Extracted data entries:
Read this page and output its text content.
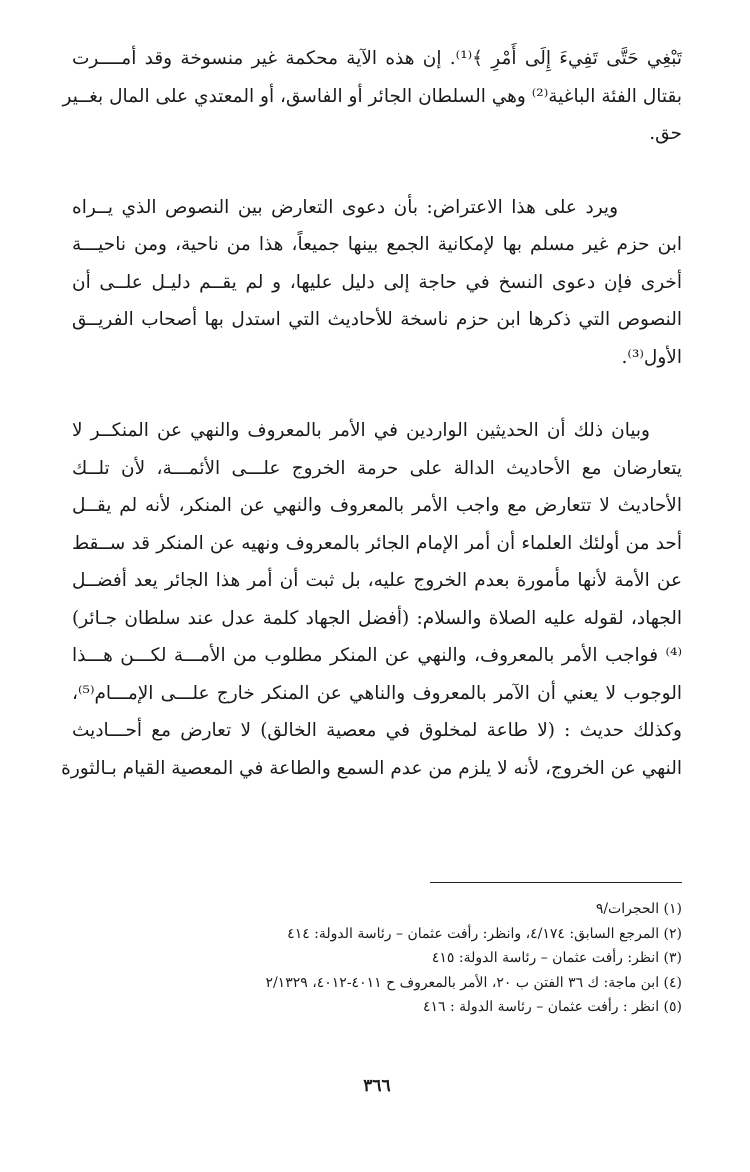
تَبْغِي حَتَّى تَفِيءَ إِلَى أَمْرِ ﴾⁽¹⁾. إن هذه الآية محكمة غير منسوخة وقد أمــــرت
بقتال الفئة الباغية⁽²⁾ وهي السلطان الجائر أو الفاسق، أو المعتدي على المال بغــير
حق.

ويرد على هذا الاعتراض: بأن دعوى التعارض بين النصوص الذي يــراه
ابن حزم غير مسلم بها لإمكانية الجمع بينها جميعاً، هذا من ناحية، ومن ناحيـــة
أخرى فإن دعوى النسخ في حاجة إلى دليل عليها، و لم يقــم دليـل علــى أن
النصوص التي ذكرها ابن حزم ناسخة للأحاديث التي استدل بها أصحاب الفريــق
الأول⁽³⁾.

وبيان ذلك أن الحديثين الواردين في الأمر بالمعروف والنهي عن المنكــر لا
يتعارضان مع الأحاديث الدالة على حرمة الخروج علـــى الأئمـــة، لأن تلــك
الأحاديث لا تتعارض مع واجب الأمر بالمعروف والنهي عن المنكر، لأنه لم يقــل
أحد من أولئك العلماء أن أمر الإمام الجائر بالمعروف ونهيه عن المنكر قد ســقط
عن الأمة لأنها مأمورة بعدم الخروج عليه، بل ثبت أن أمر هذا الجائر يعد أفضــل
الجهاد، لقوله عليه الصلاة والسلام: (أفضل الجهاد كلمة عدل عند سلطان جـائر)
⁽⁴⁾ فواجب الأمر بالمعروف، والنهي عن المنكر مطلوب من الأمـــة لكـــن هـــذا
الوجوب لا يعني أن الآمر بالمعروف والناهي عن المنكر خارج علـــى الإمـــام⁽⁵⁾،
وكذلك حديث : (لا طاعة لمخلوق في معصية الخالق) لا تعارض مع أحـــاديث
النهي عن الخروج، لأنه لا يلزم من عدم السمع والطاعة في المعصية القيام بـالثورة

(١) الحجرات/٩
(٢) المرجع السابق: ٤/١٧٤، وانظر: رأفت عثمان – رئاسة الدولة: ٤١٤
(٣) انظر: رأفت عثمان – رئاسة الدولة: ٤١٥
(٤) ابن ماجة: ك ٣٦ الفتن ب ٢٠، الأمر بالمعروف ح ٤٠١١-٤٠١٢، ٢/١٣٢٩
(٥) انظر : رأفت عثمان – رئاسة الدولة : ٤١٦
٣٦٦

Brief »
In how many lines does the word "رئاسة" appear? Respond with the number alone.

Solution »
3